→ **Goal of the exercise**
Identify the line that contains "What does this" in the material. Output it and every line after it, unchanged, through the end.

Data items
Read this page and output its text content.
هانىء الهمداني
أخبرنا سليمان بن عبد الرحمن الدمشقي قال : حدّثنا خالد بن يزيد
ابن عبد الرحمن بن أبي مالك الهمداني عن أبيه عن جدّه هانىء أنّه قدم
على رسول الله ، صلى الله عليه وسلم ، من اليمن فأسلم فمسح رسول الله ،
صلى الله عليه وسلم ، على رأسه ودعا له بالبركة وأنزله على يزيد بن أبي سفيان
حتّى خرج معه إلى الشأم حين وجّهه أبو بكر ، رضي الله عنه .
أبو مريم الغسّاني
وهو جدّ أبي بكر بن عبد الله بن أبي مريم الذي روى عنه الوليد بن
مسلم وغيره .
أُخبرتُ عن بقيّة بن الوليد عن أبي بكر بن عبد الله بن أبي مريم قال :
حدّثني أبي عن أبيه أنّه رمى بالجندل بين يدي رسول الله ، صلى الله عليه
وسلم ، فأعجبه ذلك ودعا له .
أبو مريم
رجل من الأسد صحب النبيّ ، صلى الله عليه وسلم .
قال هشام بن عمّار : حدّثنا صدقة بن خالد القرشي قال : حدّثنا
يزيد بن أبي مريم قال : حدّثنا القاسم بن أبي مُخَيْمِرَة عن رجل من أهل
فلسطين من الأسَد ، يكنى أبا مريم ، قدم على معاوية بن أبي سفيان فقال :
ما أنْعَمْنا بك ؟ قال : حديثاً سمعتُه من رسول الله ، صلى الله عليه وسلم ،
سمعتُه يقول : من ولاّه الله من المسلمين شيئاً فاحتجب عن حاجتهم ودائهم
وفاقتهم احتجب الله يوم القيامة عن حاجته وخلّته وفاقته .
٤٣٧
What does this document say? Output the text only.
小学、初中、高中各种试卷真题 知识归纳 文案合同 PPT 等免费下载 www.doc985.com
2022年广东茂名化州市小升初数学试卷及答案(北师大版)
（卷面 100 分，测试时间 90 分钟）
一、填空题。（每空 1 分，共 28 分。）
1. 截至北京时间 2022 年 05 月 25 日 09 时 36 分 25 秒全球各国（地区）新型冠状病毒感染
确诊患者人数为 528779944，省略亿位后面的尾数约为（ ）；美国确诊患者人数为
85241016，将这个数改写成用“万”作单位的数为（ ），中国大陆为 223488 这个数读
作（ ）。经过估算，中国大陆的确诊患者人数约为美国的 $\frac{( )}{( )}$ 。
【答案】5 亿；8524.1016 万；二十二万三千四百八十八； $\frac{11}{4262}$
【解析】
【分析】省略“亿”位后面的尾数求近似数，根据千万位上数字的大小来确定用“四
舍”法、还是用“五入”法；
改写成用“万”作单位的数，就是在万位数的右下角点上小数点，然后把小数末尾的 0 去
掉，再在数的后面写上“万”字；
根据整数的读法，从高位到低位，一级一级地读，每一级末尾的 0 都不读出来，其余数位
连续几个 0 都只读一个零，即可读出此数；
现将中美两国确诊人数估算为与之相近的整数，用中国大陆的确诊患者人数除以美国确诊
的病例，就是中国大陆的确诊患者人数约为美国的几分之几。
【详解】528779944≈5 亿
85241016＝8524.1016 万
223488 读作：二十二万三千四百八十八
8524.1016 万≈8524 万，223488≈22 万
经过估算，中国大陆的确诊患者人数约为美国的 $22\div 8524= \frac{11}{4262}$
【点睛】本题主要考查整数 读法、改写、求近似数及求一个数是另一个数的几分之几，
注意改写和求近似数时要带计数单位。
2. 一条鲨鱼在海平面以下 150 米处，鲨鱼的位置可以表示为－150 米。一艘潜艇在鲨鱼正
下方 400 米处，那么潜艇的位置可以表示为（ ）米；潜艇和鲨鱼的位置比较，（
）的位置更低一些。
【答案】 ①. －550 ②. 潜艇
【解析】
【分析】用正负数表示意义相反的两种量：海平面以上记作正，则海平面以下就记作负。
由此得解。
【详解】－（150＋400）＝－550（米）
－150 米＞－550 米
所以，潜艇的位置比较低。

→ **Completed task**
What does this document say? Output the text only.
小学、初中、高中各种试卷真题 知识归纳 文案合同 PPT 等免费下载 www.doc985.com
2022年广东茂名化州市小升初数学试卷及答案(北师大版)
（卷面 100 分，测试时间 90 分钟）
一、填空题。（每空 1 分，共 28 分。）
1. 截至北京时间 2022 年 05 月 25 日 09 时 36 分 25 秒全球各国（地区）新型冠状病毒感染
确诊患者人数为 528779944，省略亿位后面的尾数约为（ ）；美国确诊患者人数为
85241016，将这个数改写成用“万”作单位的数为（ ），中国大陆为 223488 这个数读
作（ ）。经过估算，中国大陆的确诊患者人数约为美国的 $\frac{( )}{( )}$ 。
【答案】5 亿；8524.1016 万；二十二万三千四百八十八； $\frac{11}{4262}$
【解析】
【分析】省略“亿”位后面的尾数求近似数，根据千万位上数字的大小来确定用“四
舍”法、还是用“五入”法；
改写成用“万”作单位的数，就是在万位数的右下角点上小数点，然后把小数末尾的 0 去
掉，再在数的后面写上“万”字；
根据整数的读法，从高位到低位，一级一级地读，每一级末尾的 0 都不读出来，其余数位
连续几个 0 都只读一个零，即可读出此数；
现将中美两国确诊人数估算为与之相近的整数，用中国大陆的确诊患者人数除以美国确诊
的病例，就是中国大陆的确诊患者人数约为美国的几分之几。
【详解】528779944≈5 亿
85241016＝8524.1016 万
223488 读作：二十二万三千四百八十八
8524.1016 万≈8524 万，223488≈22 万
经过估算，中国大陆的确诊患者人数约为美国的 $22\div 8524= \frac{11}{4262}$
【点睛】本题主要考查整数 读法、改写、求近似数及求一个数是另一个数的几分之几，
注意改写和求近似数时要带计数单位。
2. 一条鲨鱼在海平面以下 150 米处，鲨鱼的位置可以表示为－150 米。一艘潜艇在鲨鱼正
下方 400 米处，那么潜艇的位置可以表示为（ ）米；潜艇和鲨鱼的位置比较，（
）的位置更低一些。
【答案】 ①. －550 ②. 潜艇
【解析】
【分析】用正负数表示意义相反的两种量：海平面以上记作正，则海平面以下就记作负。
由此得解。
【详解】－（150＋400）＝－550（米）
－150 米＞－550 米
所以，潜艇的位置比较低。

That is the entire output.